• Instructions for the task: Print out the material that follows word for word.

★ ★ ★ ★ ★

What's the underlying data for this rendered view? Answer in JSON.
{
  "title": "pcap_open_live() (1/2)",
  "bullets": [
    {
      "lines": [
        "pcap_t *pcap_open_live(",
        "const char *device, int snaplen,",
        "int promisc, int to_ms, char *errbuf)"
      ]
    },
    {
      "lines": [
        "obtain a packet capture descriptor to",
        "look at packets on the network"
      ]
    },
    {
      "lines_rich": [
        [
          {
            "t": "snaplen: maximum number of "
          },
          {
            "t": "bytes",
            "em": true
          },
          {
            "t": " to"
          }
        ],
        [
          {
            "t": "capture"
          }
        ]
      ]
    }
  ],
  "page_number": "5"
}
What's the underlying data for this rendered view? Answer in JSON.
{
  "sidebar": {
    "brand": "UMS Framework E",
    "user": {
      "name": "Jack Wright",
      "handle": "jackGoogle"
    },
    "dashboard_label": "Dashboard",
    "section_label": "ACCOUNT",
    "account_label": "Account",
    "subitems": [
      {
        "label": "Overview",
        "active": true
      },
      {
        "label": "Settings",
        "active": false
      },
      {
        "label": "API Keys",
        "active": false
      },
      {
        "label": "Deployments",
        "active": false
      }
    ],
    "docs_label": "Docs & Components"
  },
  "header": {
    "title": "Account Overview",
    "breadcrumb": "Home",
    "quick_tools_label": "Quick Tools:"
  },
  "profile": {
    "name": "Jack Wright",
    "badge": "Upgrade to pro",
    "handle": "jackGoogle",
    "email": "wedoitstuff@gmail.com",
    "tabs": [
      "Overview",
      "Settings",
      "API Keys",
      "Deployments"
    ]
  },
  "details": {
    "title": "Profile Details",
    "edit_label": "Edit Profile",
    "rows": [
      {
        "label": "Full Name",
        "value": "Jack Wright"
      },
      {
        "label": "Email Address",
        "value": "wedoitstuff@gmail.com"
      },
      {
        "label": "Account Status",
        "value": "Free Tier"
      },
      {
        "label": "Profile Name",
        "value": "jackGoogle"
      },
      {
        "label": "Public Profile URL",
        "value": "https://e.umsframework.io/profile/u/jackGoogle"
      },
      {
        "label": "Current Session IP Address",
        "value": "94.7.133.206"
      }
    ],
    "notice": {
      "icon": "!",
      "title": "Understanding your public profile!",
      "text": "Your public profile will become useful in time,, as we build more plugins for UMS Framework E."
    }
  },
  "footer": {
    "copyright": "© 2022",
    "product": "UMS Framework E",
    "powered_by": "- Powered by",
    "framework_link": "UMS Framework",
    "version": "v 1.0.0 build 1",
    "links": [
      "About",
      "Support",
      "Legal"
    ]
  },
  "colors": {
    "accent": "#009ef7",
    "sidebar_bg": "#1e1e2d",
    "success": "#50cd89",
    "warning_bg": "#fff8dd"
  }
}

★ ★ ★ ★ ★

• The result:
What's the underlying data for this rendered view? Answer in JSON.
{
  "title": "pcap_open_live() (1/2)",
  "bullets": [
    {
      "lines": [
        "pcap_t *pcap_open_live(",
        "const char *device, int snaplen,",
        "int promisc, int to_ms, char *errbuf)"
      ]
    },
    {
      "lines": [
        "obtain a packet capture descriptor to",
        "look at packets on the network"
      ]
    },
    {
      "lines_rich": [
        [
          {
            "t": "snaplen: maximum number of "
          },
          {
            "t": "bytes",
            "em": true
          },
          {
            "t": " to"
          }
        ],
        [
          {
            "t": "capture"
          }
        ]
      ]
    }
  ],
  "page_number": "5"
}
What's the underlying data for this rendered view? Answer in JSON.
{
  "sidebar": {
    "brand": "UMS Framework E",
    "user": {
      "name": "Jack Wright",
      "handle": "jackGoogle"
    },
    "dashboard_label": "Dashboard",
    "section_label": "ACCOUNT",
    "account_label": "Account",
    "subitems": [
      {
        "label": "Overview",
        "active": true
      },
      {
        "label": "Settings",
        "active": false
      },
      {
        "label": "API Keys",
        "active": false
      },
      {
        "label": "Deployments",
        "active": false
      }
    ],
    "docs_label": "Docs & Components"
  },
  "header": {
    "title": "Account Overview",
    "breadcrumb": "Home",
    "quick_tools_label": "Quick Tools:"
  },
  "profile": {
    "name": "Jack Wright",
    "badge": "Upgrade to pro",
    "handle": "jackGoogle",
    "email": "wedoitstuff@gmail.com",
    "tabs": [
      "Overview",
      "Settings",
      "API Keys",
      "Deployments"
    ]
  },
  "details": {
    "title": "Profile Details",
    "edit_label": "Edit Profile",
    "rows": [
      {
        "label": "Full Name",
        "value": "Jack Wright"
      },
      {
        "label": "Email Address",
        "value": "wedoitstuff@gmail.com"
      },
      {
        "label": "Account Status",
        "value": "Free Tier"
      },
      {
        "label": "Profile Name",
        "value": "jackGoogle"
      },
      {
        "label": "Public Profile URL",
        "value": "https://e.umsframework.io/profile/u/jackGoogle"
      },
      {
        "label": "Current Session IP Address",
        "value": "94.7.133.206"
      }
    ],
    "notice": {
      "icon": "!",
      "title": "Understanding your public profile!",
      "text": "Your public profile will become useful in time,, as we build more plugins for UMS Framework E."
    }
  },
  "footer": {
    "copyright": "© 2022",
    "product": "UMS Framework E",
    "powered_by": "- Powered by",
    "framework_link": "UMS Framework",
    "version": "v 1.0.0 build 1",
    "links": [
      "About",
      "Support",
      "Legal"
    ]
  },
  "colors": {
    "accent": "#009ef7",
    "sidebar_bg": "#1e1e2d",
    "success": "#50cd89",
    "warning_bg": "#fff8dd"
  }
}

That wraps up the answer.